= EXERCISE INPUTS =

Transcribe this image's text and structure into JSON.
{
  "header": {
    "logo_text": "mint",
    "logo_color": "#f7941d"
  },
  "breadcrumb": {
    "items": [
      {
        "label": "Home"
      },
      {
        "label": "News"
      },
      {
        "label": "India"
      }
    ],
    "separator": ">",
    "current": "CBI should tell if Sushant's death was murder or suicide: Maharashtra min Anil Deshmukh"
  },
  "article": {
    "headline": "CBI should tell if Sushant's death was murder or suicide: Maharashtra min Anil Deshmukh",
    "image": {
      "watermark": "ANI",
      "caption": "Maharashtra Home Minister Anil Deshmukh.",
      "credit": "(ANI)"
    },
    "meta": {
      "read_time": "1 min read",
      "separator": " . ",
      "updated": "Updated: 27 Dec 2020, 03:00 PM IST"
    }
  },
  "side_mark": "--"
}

= WORK INSTRUCTIONS =
In full and verbatim, repeat the records given above.

= CORRECT OUTPUT =
Transcribe this image's text and structure into JSON.
{
  "header": {
    "logo_text": "mint",
    "logo_color": "#f7941d"
  },
  "breadcrumb": {
    "items": [
      {
        "label": "Home"
      },
      {
        "label": "News"
      },
      {
        "label": "India"
      }
    ],
    "separator": ">",
    "current": "CBI should tell if Sushant's death was murder or suicide: Maharashtra min Anil Deshmukh"
  },
  "article": {
    "headline": "CBI should tell if Sushant's death was murder or suicide: Maharashtra min Anil Deshmukh",
    "image": {
      "watermark": "ANI",
      "caption": "Maharashtra Home Minister Anil Deshmukh.",
      "credit": "(ANI)"
    },
    "meta": {
      "read_time": "1 min read",
      "separator": " . ",
      "updated": "Updated: 27 Dec 2020, 03:00 PM IST"
    }
  },
  "side_mark": "--"
}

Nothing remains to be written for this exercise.